◆ Task details ◆
Give every item again, substituting "demo" for each occurrence of "demmo" and leaving everything else unchanged.

——

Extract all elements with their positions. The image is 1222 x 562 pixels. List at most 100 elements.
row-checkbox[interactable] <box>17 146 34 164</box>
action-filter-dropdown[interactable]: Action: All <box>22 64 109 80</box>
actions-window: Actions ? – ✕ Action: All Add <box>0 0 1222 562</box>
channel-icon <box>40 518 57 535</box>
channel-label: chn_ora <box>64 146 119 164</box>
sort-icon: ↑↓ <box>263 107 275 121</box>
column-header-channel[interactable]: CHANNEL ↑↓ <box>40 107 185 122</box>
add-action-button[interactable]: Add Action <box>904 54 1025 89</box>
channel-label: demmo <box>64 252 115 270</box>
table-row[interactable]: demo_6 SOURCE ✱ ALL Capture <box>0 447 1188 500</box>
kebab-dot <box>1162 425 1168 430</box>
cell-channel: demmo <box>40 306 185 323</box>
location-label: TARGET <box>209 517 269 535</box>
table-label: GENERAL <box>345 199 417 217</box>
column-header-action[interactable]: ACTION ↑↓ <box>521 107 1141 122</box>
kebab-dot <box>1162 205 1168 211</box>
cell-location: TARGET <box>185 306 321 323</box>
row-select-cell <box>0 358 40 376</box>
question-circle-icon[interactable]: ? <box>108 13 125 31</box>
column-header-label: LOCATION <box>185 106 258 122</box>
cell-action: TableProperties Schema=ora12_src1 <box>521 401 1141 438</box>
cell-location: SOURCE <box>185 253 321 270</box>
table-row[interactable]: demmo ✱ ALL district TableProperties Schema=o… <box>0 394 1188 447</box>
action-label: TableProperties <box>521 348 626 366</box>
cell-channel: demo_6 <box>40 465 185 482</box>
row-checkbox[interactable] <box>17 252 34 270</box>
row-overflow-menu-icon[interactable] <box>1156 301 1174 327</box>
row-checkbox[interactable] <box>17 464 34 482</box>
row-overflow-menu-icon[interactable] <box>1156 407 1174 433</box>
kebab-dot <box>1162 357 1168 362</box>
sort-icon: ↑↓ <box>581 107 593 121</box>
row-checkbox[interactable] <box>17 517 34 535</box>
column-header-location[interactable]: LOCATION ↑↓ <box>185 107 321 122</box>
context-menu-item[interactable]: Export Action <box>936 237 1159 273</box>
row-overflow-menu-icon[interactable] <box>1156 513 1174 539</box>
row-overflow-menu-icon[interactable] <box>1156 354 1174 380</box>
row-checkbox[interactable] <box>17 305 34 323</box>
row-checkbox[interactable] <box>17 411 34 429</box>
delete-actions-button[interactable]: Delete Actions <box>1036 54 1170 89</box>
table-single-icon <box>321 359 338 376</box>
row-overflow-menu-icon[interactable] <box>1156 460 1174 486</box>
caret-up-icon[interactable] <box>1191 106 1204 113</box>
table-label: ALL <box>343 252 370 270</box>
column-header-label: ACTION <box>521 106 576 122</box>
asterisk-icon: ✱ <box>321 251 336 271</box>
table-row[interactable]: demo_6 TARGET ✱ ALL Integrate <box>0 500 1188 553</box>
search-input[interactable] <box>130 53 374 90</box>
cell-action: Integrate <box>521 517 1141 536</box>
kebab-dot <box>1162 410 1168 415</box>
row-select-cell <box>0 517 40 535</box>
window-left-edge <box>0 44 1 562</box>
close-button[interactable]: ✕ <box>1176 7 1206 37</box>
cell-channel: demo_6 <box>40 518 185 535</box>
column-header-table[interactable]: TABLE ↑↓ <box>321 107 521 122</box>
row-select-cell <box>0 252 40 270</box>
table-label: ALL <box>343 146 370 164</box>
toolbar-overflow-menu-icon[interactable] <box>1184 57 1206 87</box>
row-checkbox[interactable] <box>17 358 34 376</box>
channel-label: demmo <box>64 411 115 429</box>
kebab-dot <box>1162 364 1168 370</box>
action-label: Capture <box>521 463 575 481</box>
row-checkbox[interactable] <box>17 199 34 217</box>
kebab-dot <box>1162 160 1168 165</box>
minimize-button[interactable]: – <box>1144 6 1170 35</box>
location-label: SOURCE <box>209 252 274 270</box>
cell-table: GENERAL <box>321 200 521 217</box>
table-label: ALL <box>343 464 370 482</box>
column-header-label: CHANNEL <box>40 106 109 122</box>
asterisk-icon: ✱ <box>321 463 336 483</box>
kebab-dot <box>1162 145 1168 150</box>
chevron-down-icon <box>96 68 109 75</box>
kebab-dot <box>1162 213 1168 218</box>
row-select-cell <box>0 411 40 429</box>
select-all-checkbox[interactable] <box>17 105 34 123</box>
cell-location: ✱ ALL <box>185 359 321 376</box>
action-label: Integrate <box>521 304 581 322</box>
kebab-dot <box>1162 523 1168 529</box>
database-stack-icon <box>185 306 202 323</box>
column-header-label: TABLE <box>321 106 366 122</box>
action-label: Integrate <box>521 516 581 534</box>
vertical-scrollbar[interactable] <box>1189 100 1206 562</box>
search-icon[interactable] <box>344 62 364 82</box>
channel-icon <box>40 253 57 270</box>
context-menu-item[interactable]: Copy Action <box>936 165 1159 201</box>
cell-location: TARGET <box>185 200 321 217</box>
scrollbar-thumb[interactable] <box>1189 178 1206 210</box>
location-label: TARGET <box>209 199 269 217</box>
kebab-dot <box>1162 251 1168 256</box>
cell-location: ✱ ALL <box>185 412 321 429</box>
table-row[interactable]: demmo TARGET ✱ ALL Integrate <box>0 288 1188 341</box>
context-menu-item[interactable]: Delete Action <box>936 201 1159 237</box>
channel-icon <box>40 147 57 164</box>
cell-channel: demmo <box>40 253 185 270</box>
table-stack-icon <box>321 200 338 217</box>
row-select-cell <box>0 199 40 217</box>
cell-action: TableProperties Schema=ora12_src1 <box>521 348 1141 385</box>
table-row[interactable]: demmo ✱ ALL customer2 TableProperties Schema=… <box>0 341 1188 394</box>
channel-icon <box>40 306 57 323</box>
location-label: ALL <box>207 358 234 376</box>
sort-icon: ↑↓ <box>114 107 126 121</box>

——

◆ Complete response ◆
Extract all elements with their positions. The image is 1222 x 562 pixels. List at most 100 elements.
row-checkbox[interactable] <box>17 146 34 164</box>
action-filter-dropdown[interactable]: Action: All <box>22 64 109 80</box>
actions-window: Actions ? – ✕ Action: All Add <box>0 0 1222 562</box>
channel-icon <box>40 518 57 535</box>
channel-label: chn_ora <box>64 146 119 164</box>
sort-icon: ↑↓ <box>263 107 275 121</box>
column-header-channel[interactable]: CHANNEL ↑↓ <box>40 107 185 122</box>
add-action-button[interactable]: Add Action <box>904 54 1025 89</box>
channel-label: demo <box>64 252 115 270</box>
table-row[interactable]: demo_6 SOURCE ✱ ALL Capture <box>0 447 1188 500</box>
kebab-dot <box>1162 425 1168 430</box>
cell-channel: demo <box>40 306 185 323</box>
location-label: TARGET <box>209 517 269 535</box>
table-label: GENERAL <box>345 199 417 217</box>
column-header-action[interactable]: ACTION ↑↓ <box>521 107 1141 122</box>
kebab-dot <box>1162 205 1168 211</box>
cell-location: TARGET <box>185 306 321 323</box>
row-select-cell <box>0 358 40 376</box>
question-circle-icon[interactable]: ? <box>108 13 125 31</box>
column-header-label: LOCATION <box>185 106 258 122</box>
cell-action: TableProperties Schema=ora12_src1 <box>521 401 1141 438</box>
cell-location: SOURCE <box>185 253 321 270</box>
table-row[interactable]: demo ✱ ALL district TableProperties Schema=o… <box>0 394 1188 447</box>
action-label: TableProperties <box>521 348 626 366</box>
cell-channel: demo_6 <box>40 465 185 482</box>
row-checkbox[interactable] <box>17 252 34 270</box>
row-overflow-menu-icon[interactable] <box>1156 301 1174 327</box>
row-checkbox[interactable] <box>17 464 34 482</box>
row-overflow-menu-icon[interactable] <box>1156 407 1174 433</box>
kebab-dot <box>1162 357 1168 362</box>
sort-icon: ↑↓ <box>581 107 593 121</box>
row-checkbox[interactable] <box>17 517 34 535</box>
column-header-location[interactable]: LOCATION ↑↓ <box>185 107 321 122</box>
context-menu-item[interactable]: Export Action <box>936 237 1159 273</box>
row-overflow-menu-icon[interactable] <box>1156 513 1174 539</box>
row-overflow-menu-icon[interactable] <box>1156 354 1174 380</box>
row-checkbox[interactable] <box>17 305 34 323</box>
row-checkbox[interactable] <box>17 411 34 429</box>
delete-actions-button[interactable]: Delete Actions <box>1036 54 1170 89</box>
table-single-icon <box>321 359 338 376</box>
row-overflow-menu-icon[interactable] <box>1156 460 1174 486</box>
caret-up-icon[interactable] <box>1191 106 1204 113</box>
table-label: ALL <box>343 252 370 270</box>
column-header-label: ACTION <box>521 106 576 122</box>
asterisk-icon: ✱ <box>321 251 336 271</box>
table-row[interactable]: demo_6 TARGET ✱ ALL Integrate <box>0 500 1188 553</box>
search-input[interactable] <box>130 53 374 90</box>
cell-action: Integrate <box>521 517 1141 536</box>
kebab-dot <box>1162 410 1168 415</box>
row-select-cell <box>0 517 40 535</box>
window-left-edge <box>0 44 1 562</box>
close-button[interactable]: ✕ <box>1176 7 1206 37</box>
cell-channel: demo_6 <box>40 518 185 535</box>
column-header-table[interactable]: TABLE ↑↓ <box>321 107 521 122</box>
row-select-cell <box>0 252 40 270</box>
table-label: ALL <box>343 146 370 164</box>
toolbar-overflow-menu-icon[interactable] <box>1184 57 1206 87</box>
row-checkbox[interactable] <box>17 358 34 376</box>
channel-label: demo <box>64 411 115 429</box>
kebab-dot <box>1162 364 1168 370</box>
action-label: Capture <box>521 463 575 481</box>
row-checkbox[interactable] <box>17 199 34 217</box>
kebab-dot <box>1162 160 1168 165</box>
minimize-button[interactable]: – <box>1144 6 1170 35</box>
location-label: SOURCE <box>209 252 274 270</box>
cell-table: GENERAL <box>321 200 521 217</box>
table-label: ALL <box>343 464 370 482</box>
column-header-label: CHANNEL <box>40 106 109 122</box>
asterisk-icon: ✱ <box>321 463 336 483</box>
kebab-dot <box>1162 145 1168 150</box>
chevron-down-icon <box>96 68 109 75</box>
kebab-dot <box>1162 213 1168 218</box>
row-select-cell <box>0 411 40 429</box>
select-all-checkbox[interactable] <box>17 105 34 123</box>
cell-location: ✱ ALL <box>185 359 321 376</box>
action-label: Integrate <box>521 304 581 322</box>
kebab-dot <box>1162 523 1168 529</box>
database-stack-icon <box>185 306 202 323</box>
column-header-label: TABLE <box>321 106 366 122</box>
action-label: Integrate <box>521 516 581 534</box>
vertical-scrollbar[interactable] <box>1189 100 1206 562</box>
search-icon[interactable] <box>344 62 364 82</box>
channel-icon <box>40 253 57 270</box>
context-menu-item[interactable]: Copy Action <box>936 165 1159 201</box>
cell-location: TARGET <box>185 200 321 217</box>
scrollbar-thumb[interactable] <box>1189 178 1206 210</box>
location-label: TARGET <box>209 199 269 217</box>
kebab-dot <box>1162 251 1168 256</box>
cell-location: ✱ ALL <box>185 412 321 429</box>
table-row[interactable]: demo TARGET ✱ ALL Integrate <box>0 288 1188 341</box>
context-menu-item[interactable]: Delete Action <box>936 201 1159 237</box>
channel-icon <box>40 147 57 164</box>
cell-channel: demo <box>40 253 185 270</box>
table-stack-icon <box>321 200 338 217</box>
row-select-cell <box>0 199 40 217</box>
cell-action: TableProperties Schema=ora12_src1 <box>521 348 1141 385</box>
table-row[interactable]: demo ✱ ALL customer2 TableProperties Schema=… <box>0 341 1188 394</box>
channel-icon <box>40 306 57 323</box>
location-label: ALL <box>207 358 234 376</box>
sort-icon: ↑↓ <box>114 107 126 121</box>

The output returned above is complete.